Your goal =
Repeat every record below exactly as written.

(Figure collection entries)
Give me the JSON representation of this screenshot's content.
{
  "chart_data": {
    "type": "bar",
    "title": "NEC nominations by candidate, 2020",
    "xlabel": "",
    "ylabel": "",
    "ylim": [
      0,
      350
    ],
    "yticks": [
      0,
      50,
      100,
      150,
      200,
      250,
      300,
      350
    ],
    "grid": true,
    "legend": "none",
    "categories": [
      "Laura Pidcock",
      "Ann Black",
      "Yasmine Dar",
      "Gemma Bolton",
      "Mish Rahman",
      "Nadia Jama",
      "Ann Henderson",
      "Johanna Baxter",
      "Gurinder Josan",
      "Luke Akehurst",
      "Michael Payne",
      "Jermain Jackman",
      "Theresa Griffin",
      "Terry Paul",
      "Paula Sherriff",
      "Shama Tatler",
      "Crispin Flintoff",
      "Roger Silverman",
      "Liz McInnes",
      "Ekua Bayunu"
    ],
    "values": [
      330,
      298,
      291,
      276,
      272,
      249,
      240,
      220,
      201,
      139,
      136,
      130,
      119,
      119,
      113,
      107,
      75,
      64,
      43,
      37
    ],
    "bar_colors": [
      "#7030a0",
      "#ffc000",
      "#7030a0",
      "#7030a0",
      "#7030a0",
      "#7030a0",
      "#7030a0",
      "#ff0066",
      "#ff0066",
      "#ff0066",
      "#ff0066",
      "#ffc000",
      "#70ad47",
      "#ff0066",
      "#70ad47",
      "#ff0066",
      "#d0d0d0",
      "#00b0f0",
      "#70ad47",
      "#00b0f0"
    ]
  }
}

Solution for this exercise =
Give me the JSON representation of this screenshot's content.
{
  "chart_data": {
    "type": "bar",
    "title": "NEC nominations by candidate, 2020",
    "xlabel": "",
    "ylabel": "",
    "ylim": [
      0,
      350
    ],
    "yticks": [
      0,
      50,
      100,
      150,
      200,
      250,
      300,
      350
    ],
    "grid": true,
    "legend": "none",
    "categories": [
      "Laura Pidcock",
      "Ann Black",
      "Yasmine Dar",
      "Gemma Bolton",
      "Mish Rahman",
      "Nadia Jama",
      "Ann Henderson",
      "Johanna Baxter",
      "Gurinder Josan",
      "Luke Akehurst",
      "Michael Payne",
      "Jermain Jackman",
      "Theresa Griffin",
      "Terry Paul",
      "Paula Sherriff",
      "Shama Tatler",
      "Crispin Flintoff",
      "Roger Silverman",
      "Liz McInnes",
      "Ekua Bayunu"
    ],
    "values": [
      330,
      298,
      291,
      276,
      272,
      249,
      240,
      220,
      201,
      139,
      136,
      130,
      119,
      119,
      113,
      107,
      75,
      64,
      43,
      37
    ],
    "bar_colors": [
      "#7030a0",
      "#ffc000",
      "#7030a0",
      "#7030a0",
      "#7030a0",
      "#7030a0",
      "#7030a0",
      "#ff0066",
      "#ff0066",
      "#ff0066",
      "#ff0066",
      "#ffc000",
      "#70ad47",
      "#ff0066",
      "#70ad47",
      "#ff0066",
      "#d0d0d0",
      "#00b0f0",
      "#70ad47",
      "#00b0f0"
    ]
  }
}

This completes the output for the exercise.